= Directions for this task =
Below are some entries. Copy each line that holds the string "annotation".

Dataset excerpt:
========================================================================

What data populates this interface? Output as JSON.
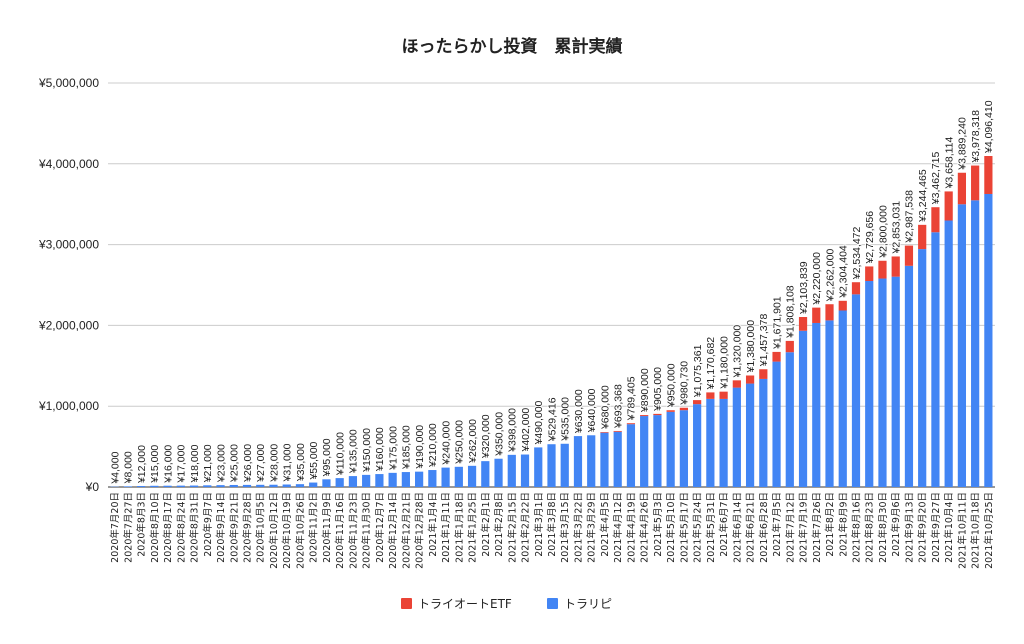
{
  "chart_data": {
    "type": "bar",
    "stacked": true,
    "title": "ほったらかし投資　累計実績",
    "xlabel": "",
    "ylabel": "",
    "ylim": [
      0,
      5000000
    ],
    "yticks": [
      "¥0",
      "¥1,000,000",
      "¥2,000,000",
      "¥3,000,000",
      "¥4,000,000",
      "¥5,000,000"
    ],
    "grid": true,
    "legend_position": "bottom",
    "categories": [
      "2020年7月20日",
      "2020年7月27日",
      "2020年8月3日",
      "2020年8月10日",
      "2020年8月17日",
      "2020年8月24日",
      "2020年8月31日",
      "2020年9月7日",
      "2020年9月14日",
      "2020年9月21日",
      "2020年9月28日",
      "2020年10月5日",
      "2020年10月12日",
      "2020年10月19日",
      "2020年10月26日",
      "2020年11月2日",
      "2020年11月9日",
      "2020年11月16日",
      "2020年11月23日",
      "2020年11月30日",
      "2020年12月7日",
      "2020年12月14日",
      "2020年12月21日",
      "2020年12月28日",
      "2021年1月4日",
      "2021年1月11日",
      "2021年1月18日",
      "2021年1月25日",
      "2021年2月1日",
      "2021年2月8日",
      "2021年2月15日",
      "2021年2月22日",
      "2021年3月1日",
      "2021年3月8日",
      "2021年3月15日",
      "2021年3月22日",
      "2021年3月29日",
      "2021年4月5日",
      "2021年4月12日",
      "2021年4月19日",
      "2021年4月26日",
      "2021年5月3日",
      "2021年5月10日",
      "2021年5月17日",
      "2021年5月24日",
      "2021年5月31日",
      "2021年6月7日",
      "2021年6月14日",
      "2021年6月21日",
      "2021年6月28日",
      "2021年7月5日",
      "2021年7月12日",
      "2021年7月19日",
      "2021年7月26日",
      "2021年8月2日",
      "2021年8月9日",
      "2021年8月16日",
      "2021年8月23日",
      "2021年8月30日",
      "2021年9月6日",
      "2021年9月13日",
      "2021年9月20日",
      "2021年9月27日",
      "2021年10月4日",
      "2021年10月11日",
      "2021年10月18日",
      "2021年10月25日"
    ],
    "series": [
      {
        "name": "トラリピ",
        "color": "#4285f4",
        "values": [
          4000,
          8000,
          12000,
          15000,
          16000,
          17000,
          18000,
          21000,
          23000,
          25000,
          26000,
          27000,
          28000,
          31000,
          35000,
          55000,
          95000,
          110000,
          135000,
          150000,
          160000,
          175000,
          185000,
          190000,
          210000,
          240000,
          250000,
          262000,
          320000,
          350000,
          398000,
          402000,
          490000,
          529416,
          535000,
          630000,
          640000,
          672000,
          683368,
          777405,
          878000,
          890000,
          930000,
          950730,
          1025361,
          1090682,
          1090000,
          1230000,
          1280000,
          1337378,
          1551901,
          1668108,
          1933839,
          2030000,
          2062000,
          2184404,
          2384472,
          2549656,
          2580000,
          2603031,
          2737538,
          2944465,
          3152715,
          3298114,
          3499240,
          3548318,
          3626410
        ]
      },
      {
        "name": "トライオートETF",
        "color": "#ea4335",
        "values": [
          0,
          0,
          0,
          0,
          0,
          0,
          0,
          0,
          0,
          0,
          0,
          0,
          0,
          0,
          0,
          0,
          0,
          0,
          0,
          0,
          0,
          0,
          0,
          0,
          0,
          0,
          0,
          0,
          0,
          0,
          0,
          0,
          0,
          0,
          0,
          0,
          0,
          8000,
          10000,
          12000,
          12000,
          15000,
          20000,
          30000,
          50000,
          80000,
          90000,
          90000,
          100000,
          120000,
          120000,
          140000,
          170000,
          190000,
          200000,
          120000,
          150000,
          180000,
          220000,
          250000,
          250000,
          300000,
          310000,
          360000,
          390000,
          430000,
          470000
        ]
      }
    ],
    "legend": [
      "トライオートETF",
      "トラリピ"
    ]
  }
}
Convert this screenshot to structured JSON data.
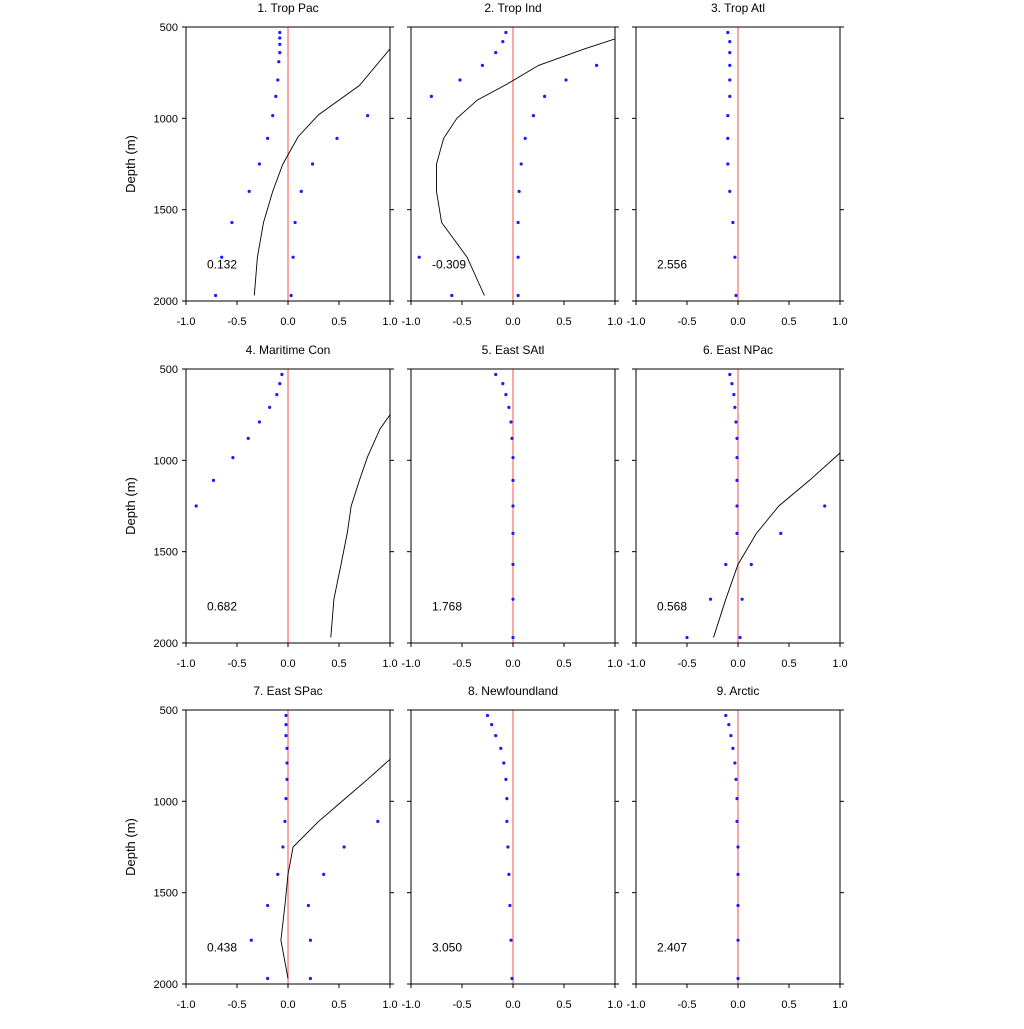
{
  "figure": {
    "ylabel": "Depth (m)",
    "y_ticks": [
      500,
      1000,
      1500,
      2000
    ],
    "x_ticks": [
      "-1.0",
      "-0.5",
      "0.0",
      "0.5",
      "1.0"
    ],
    "xlim": [
      -1.0,
      1.0
    ],
    "ylim": [
      500,
      2000
    ],
    "y_inverted": true,
    "colors": {
      "dots": "#1a1aff",
      "zero_line": "#ff8080",
      "curve": "#000000",
      "axes": "#000000"
    }
  },
  "chart_data": [
    {
      "type": "scatter",
      "title": "1. Trop Pac",
      "annotation": "0.132",
      "dots": [
        [
          -0.08,
          530
        ],
        [
          -0.08,
          560
        ],
        [
          -0.08,
          595
        ],
        [
          -0.08,
          640
        ],
        [
          -0.09,
          690
        ],
        [
          -0.1,
          790
        ],
        [
          -0.12,
          880
        ],
        [
          -0.15,
          985
        ],
        [
          -0.2,
          1110
        ],
        [
          -0.28,
          1250
        ],
        [
          -0.38,
          1400
        ],
        [
          -0.55,
          1570
        ],
        [
          -0.65,
          1760
        ],
        [
          -0.71,
          1970
        ],
        [
          0.78,
          985
        ],
        [
          0.48,
          1110
        ],
        [
          0.24,
          1250
        ],
        [
          0.13,
          1400
        ],
        [
          0.07,
          1570
        ],
        [
          0.05,
          1760
        ],
        [
          0.03,
          1970
        ]
      ],
      "curve": [
        [
          1.0,
          620
        ],
        [
          0.7,
          820
        ],
        [
          0.3,
          980
        ],
        [
          0.1,
          1100
        ],
        [
          -0.05,
          1250
        ],
        [
          -0.15,
          1400
        ],
        [
          -0.24,
          1570
        ],
        [
          -0.3,
          1760
        ],
        [
          -0.33,
          1970
        ]
      ]
    },
    {
      "type": "scatter",
      "title": "2. Trop Ind",
      "annotation": "-0.309",
      "dots": [
        [
          -0.07,
          530
        ],
        [
          -0.1,
          580
        ],
        [
          -0.17,
          640
        ],
        [
          -0.3,
          710
        ],
        [
          -0.52,
          790
        ],
        [
          -0.8,
          880
        ],
        [
          -0.92,
          1760
        ],
        [
          -0.6,
          1970
        ],
        [
          0.82,
          710
        ],
        [
          0.52,
          790
        ],
        [
          0.31,
          880
        ],
        [
          0.2,
          985
        ],
        [
          0.12,
          1110
        ],
        [
          0.08,
          1250
        ],
        [
          0.06,
          1400
        ],
        [
          0.05,
          1570
        ],
        [
          0.05,
          1760
        ],
        [
          0.05,
          1970
        ]
      ],
      "curve": [
        [
          1.0,
          565
        ],
        [
          0.7,
          620
        ],
        [
          0.25,
          710
        ],
        [
          -0.05,
          810
        ],
        [
          -0.35,
          900
        ],
        [
          -0.55,
          1000
        ],
        [
          -0.68,
          1110
        ],
        [
          -0.75,
          1250
        ],
        [
          -0.75,
          1400
        ],
        [
          -0.7,
          1570
        ],
        [
          -0.45,
          1760
        ],
        [
          -0.28,
          1970
        ]
      ]
    },
    {
      "type": "scatter",
      "title": "3. Trop Atl",
      "annotation": "2.556",
      "dots": [
        [
          -0.1,
          530
        ],
        [
          -0.08,
          580
        ],
        [
          -0.08,
          640
        ],
        [
          -0.08,
          710
        ],
        [
          -0.08,
          790
        ],
        [
          -0.08,
          880
        ],
        [
          -0.1,
          985
        ],
        [
          -0.1,
          1110
        ],
        [
          -0.1,
          1250
        ],
        [
          -0.08,
          1400
        ],
        [
          -0.05,
          1570
        ],
        [
          -0.03,
          1760
        ],
        [
          -0.02,
          1970
        ]
      ],
      "curve": []
    },
    {
      "type": "scatter",
      "title": "4. Maritime Con",
      "annotation": "0.682",
      "dots": [
        [
          -0.06,
          530
        ],
        [
          -0.08,
          580
        ],
        [
          -0.11,
          640
        ],
        [
          -0.18,
          710
        ],
        [
          -0.28,
          790
        ],
        [
          -0.39,
          880
        ],
        [
          -0.54,
          985
        ],
        [
          -0.73,
          1110
        ],
        [
          -0.9,
          1250
        ]
      ],
      "curve": [
        [
          1.0,
          750
        ],
        [
          0.9,
          830
        ],
        [
          0.78,
          980
        ],
        [
          0.7,
          1110
        ],
        [
          0.62,
          1250
        ],
        [
          0.58,
          1400
        ],
        [
          0.52,
          1570
        ],
        [
          0.45,
          1760
        ],
        [
          0.42,
          1970
        ]
      ]
    },
    {
      "type": "scatter",
      "title": "5. East SAtl",
      "annotation": "1.768",
      "dots": [
        [
          -0.17,
          530
        ],
        [
          -0.1,
          580
        ],
        [
          -0.07,
          640
        ],
        [
          -0.04,
          710
        ],
        [
          -0.02,
          790
        ],
        [
          -0.01,
          880
        ],
        [
          0.0,
          985
        ],
        [
          0.0,
          1110
        ],
        [
          0.0,
          1250
        ],
        [
          0.0,
          1400
        ],
        [
          0.0,
          1570
        ],
        [
          0.0,
          1760
        ],
        [
          0.0,
          1970
        ]
      ],
      "curve": []
    },
    {
      "type": "scatter",
      "title": "6. East NPac",
      "annotation": "0.568",
      "dots": [
        [
          -0.08,
          530
        ],
        [
          -0.06,
          580
        ],
        [
          -0.04,
          640
        ],
        [
          -0.03,
          710
        ],
        [
          -0.02,
          790
        ],
        [
          -0.01,
          880
        ],
        [
          -0.01,
          985
        ],
        [
          -0.01,
          1110
        ],
        [
          -0.01,
          1250
        ],
        [
          -0.01,
          1400
        ],
        [
          -0.12,
          1570
        ],
        [
          -0.27,
          1760
        ],
        [
          -0.5,
          1970
        ],
        [
          0.85,
          1250
        ],
        [
          0.42,
          1400
        ],
        [
          0.13,
          1570
        ],
        [
          0.04,
          1760
        ],
        [
          0.02,
          1970
        ]
      ],
      "curve": [
        [
          1.0,
          960
        ],
        [
          0.7,
          1110
        ],
        [
          0.4,
          1250
        ],
        [
          0.18,
          1400
        ],
        [
          0.0,
          1570
        ],
        [
          -0.12,
          1760
        ],
        [
          -0.24,
          1970
        ]
      ]
    },
    {
      "type": "scatter",
      "title": "7. East SPac",
      "annotation": "0.438",
      "dots": [
        [
          -0.02,
          530
        ],
        [
          -0.02,
          580
        ],
        [
          -0.02,
          640
        ],
        [
          -0.01,
          710
        ],
        [
          -0.01,
          790
        ],
        [
          -0.01,
          880
        ],
        [
          -0.02,
          985
        ],
        [
          -0.03,
          1110
        ],
        [
          -0.05,
          1250
        ],
        [
          -0.1,
          1400
        ],
        [
          -0.2,
          1570
        ],
        [
          -0.36,
          1760
        ],
        [
          -0.2,
          1970
        ],
        [
          0.88,
          1110
        ],
        [
          0.55,
          1250
        ],
        [
          0.35,
          1400
        ],
        [
          0.2,
          1570
        ],
        [
          0.22,
          1760
        ],
        [
          0.22,
          1970
        ]
      ],
      "curve": [
        [
          1.0,
          770
        ],
        [
          0.8,
          870
        ],
        [
          0.55,
          990
        ],
        [
          0.3,
          1110
        ],
        [
          0.05,
          1250
        ],
        [
          0.0,
          1400
        ],
        [
          -0.03,
          1570
        ],
        [
          -0.07,
          1760
        ],
        [
          0.0,
          1970
        ]
      ]
    },
    {
      "type": "scatter",
      "title": "8. Newfoundland",
      "annotation": "3.050",
      "dots": [
        [
          -0.25,
          530
        ],
        [
          -0.21,
          580
        ],
        [
          -0.17,
          640
        ],
        [
          -0.12,
          710
        ],
        [
          -0.09,
          790
        ],
        [
          -0.07,
          880
        ],
        [
          -0.06,
          985
        ],
        [
          -0.06,
          1110
        ],
        [
          -0.05,
          1250
        ],
        [
          -0.04,
          1400
        ],
        [
          -0.03,
          1570
        ],
        [
          -0.02,
          1760
        ],
        [
          -0.01,
          1970
        ]
      ],
      "curve": []
    },
    {
      "type": "scatter",
      "title": "9. Arctic",
      "annotation": "2.407",
      "dots": [
        [
          -0.12,
          530
        ],
        [
          -0.09,
          580
        ],
        [
          -0.07,
          640
        ],
        [
          -0.05,
          710
        ],
        [
          -0.03,
          790
        ],
        [
          -0.02,
          880
        ],
        [
          -0.01,
          985
        ],
        [
          -0.01,
          1110
        ],
        [
          0.0,
          1250
        ],
        [
          0.0,
          1400
        ],
        [
          0.0,
          1570
        ],
        [
          0.0,
          1760
        ],
        [
          0.0,
          1970
        ]
      ],
      "curve": []
    }
  ]
}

========================================================================

= Solution for this problem =
      "annotation": "0.132",
      "annotation": "-0.309",
      "annotation": "2.556",
      "annotation": "0.682",
      "annotation": "1.768",
      "annotation": "0.568",
      "annotation": "0.438",
      "annotation": "3.050",
      "annotation": "2.407",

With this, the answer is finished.